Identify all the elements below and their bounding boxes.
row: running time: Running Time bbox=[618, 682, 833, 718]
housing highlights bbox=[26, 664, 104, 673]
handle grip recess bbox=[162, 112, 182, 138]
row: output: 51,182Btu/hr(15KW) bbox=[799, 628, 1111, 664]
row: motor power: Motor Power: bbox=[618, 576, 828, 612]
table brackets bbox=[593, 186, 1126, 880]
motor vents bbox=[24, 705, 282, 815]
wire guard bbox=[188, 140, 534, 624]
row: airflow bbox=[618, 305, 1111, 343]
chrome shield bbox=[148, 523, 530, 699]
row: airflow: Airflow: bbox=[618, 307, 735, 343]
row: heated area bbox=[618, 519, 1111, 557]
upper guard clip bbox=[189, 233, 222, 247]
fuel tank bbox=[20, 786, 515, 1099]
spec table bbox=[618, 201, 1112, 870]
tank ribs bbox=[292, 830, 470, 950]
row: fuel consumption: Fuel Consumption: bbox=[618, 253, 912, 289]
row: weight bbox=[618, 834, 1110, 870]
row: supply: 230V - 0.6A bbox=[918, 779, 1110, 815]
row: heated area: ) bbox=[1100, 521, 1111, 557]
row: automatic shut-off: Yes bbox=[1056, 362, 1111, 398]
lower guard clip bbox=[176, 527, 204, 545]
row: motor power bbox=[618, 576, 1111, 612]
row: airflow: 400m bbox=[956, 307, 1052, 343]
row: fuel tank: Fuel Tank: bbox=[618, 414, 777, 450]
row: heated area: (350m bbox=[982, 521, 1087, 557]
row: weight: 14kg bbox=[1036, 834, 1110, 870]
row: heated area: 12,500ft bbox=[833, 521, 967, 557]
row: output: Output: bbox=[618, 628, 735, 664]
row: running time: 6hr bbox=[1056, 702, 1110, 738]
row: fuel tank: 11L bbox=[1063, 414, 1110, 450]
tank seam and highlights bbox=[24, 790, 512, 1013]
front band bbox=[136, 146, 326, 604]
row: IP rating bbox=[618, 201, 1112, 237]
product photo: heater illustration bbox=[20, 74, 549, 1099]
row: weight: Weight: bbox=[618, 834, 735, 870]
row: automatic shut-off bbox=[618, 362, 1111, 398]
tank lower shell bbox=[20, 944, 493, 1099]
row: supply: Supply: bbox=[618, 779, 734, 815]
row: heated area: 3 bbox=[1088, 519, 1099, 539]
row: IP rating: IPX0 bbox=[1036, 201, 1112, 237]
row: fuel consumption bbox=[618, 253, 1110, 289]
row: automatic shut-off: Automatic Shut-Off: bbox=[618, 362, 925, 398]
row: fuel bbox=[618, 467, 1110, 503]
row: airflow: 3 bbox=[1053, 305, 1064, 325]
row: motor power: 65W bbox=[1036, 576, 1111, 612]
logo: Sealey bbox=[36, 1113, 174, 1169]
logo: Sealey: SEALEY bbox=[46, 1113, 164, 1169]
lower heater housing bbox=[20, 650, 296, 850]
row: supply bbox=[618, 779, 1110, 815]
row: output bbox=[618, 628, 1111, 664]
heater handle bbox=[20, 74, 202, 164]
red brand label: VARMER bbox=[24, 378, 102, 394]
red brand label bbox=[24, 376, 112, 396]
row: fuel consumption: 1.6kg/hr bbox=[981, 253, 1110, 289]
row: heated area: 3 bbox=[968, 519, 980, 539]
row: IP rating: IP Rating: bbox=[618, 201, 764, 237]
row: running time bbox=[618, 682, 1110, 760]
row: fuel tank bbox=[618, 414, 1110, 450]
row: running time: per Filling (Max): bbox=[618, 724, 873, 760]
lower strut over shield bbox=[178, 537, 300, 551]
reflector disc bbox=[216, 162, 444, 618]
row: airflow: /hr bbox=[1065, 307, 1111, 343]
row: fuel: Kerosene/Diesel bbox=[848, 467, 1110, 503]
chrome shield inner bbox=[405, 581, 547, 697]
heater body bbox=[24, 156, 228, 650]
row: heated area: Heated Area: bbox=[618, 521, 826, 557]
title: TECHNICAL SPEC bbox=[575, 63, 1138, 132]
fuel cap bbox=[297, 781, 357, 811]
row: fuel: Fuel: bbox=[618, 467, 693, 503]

**Challenge:** Reproduce all of the data above verbatim, line by line, without changing anything.

**Final result:**
Identify all the elements below and their bounding boxes.
row: running time: Running Time bbox=[618, 682, 833, 718]
housing highlights bbox=[26, 664, 104, 673]
handle grip recess bbox=[162, 112, 182, 138]
row: output: 51,182Btu/hr(15KW) bbox=[799, 628, 1111, 664]
row: motor power: Motor Power: bbox=[618, 576, 828, 612]
table brackets bbox=[593, 186, 1126, 880]
motor vents bbox=[24, 705, 282, 815]
wire guard bbox=[188, 140, 534, 624]
row: airflow bbox=[618, 305, 1111, 343]
chrome shield bbox=[148, 523, 530, 699]
row: airflow: Airflow: bbox=[618, 307, 735, 343]
row: heated area bbox=[618, 519, 1111, 557]
upper guard clip bbox=[189, 233, 222, 247]
fuel tank bbox=[20, 786, 515, 1099]
spec table bbox=[618, 201, 1112, 870]
tank ribs bbox=[292, 830, 470, 950]
row: fuel consumption: Fuel Consumption: bbox=[618, 253, 912, 289]
row: weight bbox=[618, 834, 1110, 870]
row: supply: 230V - 0.6A bbox=[918, 779, 1110, 815]
row: heated area: ) bbox=[1100, 521, 1111, 557]
row: automatic shut-off: Yes bbox=[1056, 362, 1111, 398]
lower guard clip bbox=[176, 527, 204, 545]
row: motor power bbox=[618, 576, 1111, 612]
row: airflow: 400m bbox=[956, 307, 1052, 343]
row: fuel tank: Fuel Tank: bbox=[618, 414, 777, 450]
row: heated area: (350m bbox=[982, 521, 1087, 557]
row: weight: 14kg bbox=[1036, 834, 1110, 870]
row: heated area: 12,500ft bbox=[833, 521, 967, 557]
row: output: Output: bbox=[618, 628, 735, 664]
row: running time: 6hr bbox=[1056, 702, 1110, 738]
row: fuel tank: 11L bbox=[1063, 414, 1110, 450]
tank seam and highlights bbox=[24, 790, 512, 1013]
front band bbox=[136, 146, 326, 604]
row: IP rating bbox=[618, 201, 1112, 237]
product photo: heater illustration bbox=[20, 74, 549, 1099]
row: weight: Weight: bbox=[618, 834, 735, 870]
row: automatic shut-off bbox=[618, 362, 1111, 398]
tank lower shell bbox=[20, 944, 493, 1099]
row: supply: Supply: bbox=[618, 779, 734, 815]
row: heated area: 3 bbox=[1088, 519, 1099, 539]
row: IP rating: IPX0 bbox=[1036, 201, 1112, 237]
row: fuel consumption bbox=[618, 253, 1110, 289]
row: automatic shut-off: Automatic Shut-Off: bbox=[618, 362, 925, 398]
row: fuel bbox=[618, 467, 1110, 503]
row: airflow: 3 bbox=[1053, 305, 1064, 325]
row: motor power: 65W bbox=[1036, 576, 1111, 612]
logo: Sealey bbox=[36, 1113, 174, 1169]
logo: Sealey: SEALEY bbox=[46, 1113, 164, 1169]
lower heater housing bbox=[20, 650, 296, 850]
row: supply bbox=[618, 779, 1110, 815]
row: output bbox=[618, 628, 1111, 664]
heater handle bbox=[20, 74, 202, 164]
red brand label: VARMER bbox=[24, 378, 102, 394]
red brand label bbox=[24, 376, 112, 396]
row: fuel consumption: 1.6kg/hr bbox=[981, 253, 1110, 289]
row: heated area: 3 bbox=[968, 519, 980, 539]
row: IP rating: IP Rating: bbox=[618, 201, 764, 237]
row: running time bbox=[618, 682, 1110, 760]
row: fuel tank bbox=[618, 414, 1110, 450]
row: running time: per Filling (Max): bbox=[618, 724, 873, 760]
lower strut over shield bbox=[178, 537, 300, 551]
reflector disc bbox=[216, 162, 444, 618]
row: airflow: /hr bbox=[1065, 307, 1111, 343]
row: fuel: Kerosene/Diesel bbox=[848, 467, 1110, 503]
chrome shield inner bbox=[405, 581, 547, 697]
heater body bbox=[24, 156, 228, 650]
row: heated area: Heated Area: bbox=[618, 521, 826, 557]
title: TECHNICAL SPEC bbox=[575, 63, 1138, 132]
fuel cap bbox=[297, 781, 357, 811]
row: fuel: Fuel: bbox=[618, 467, 693, 503]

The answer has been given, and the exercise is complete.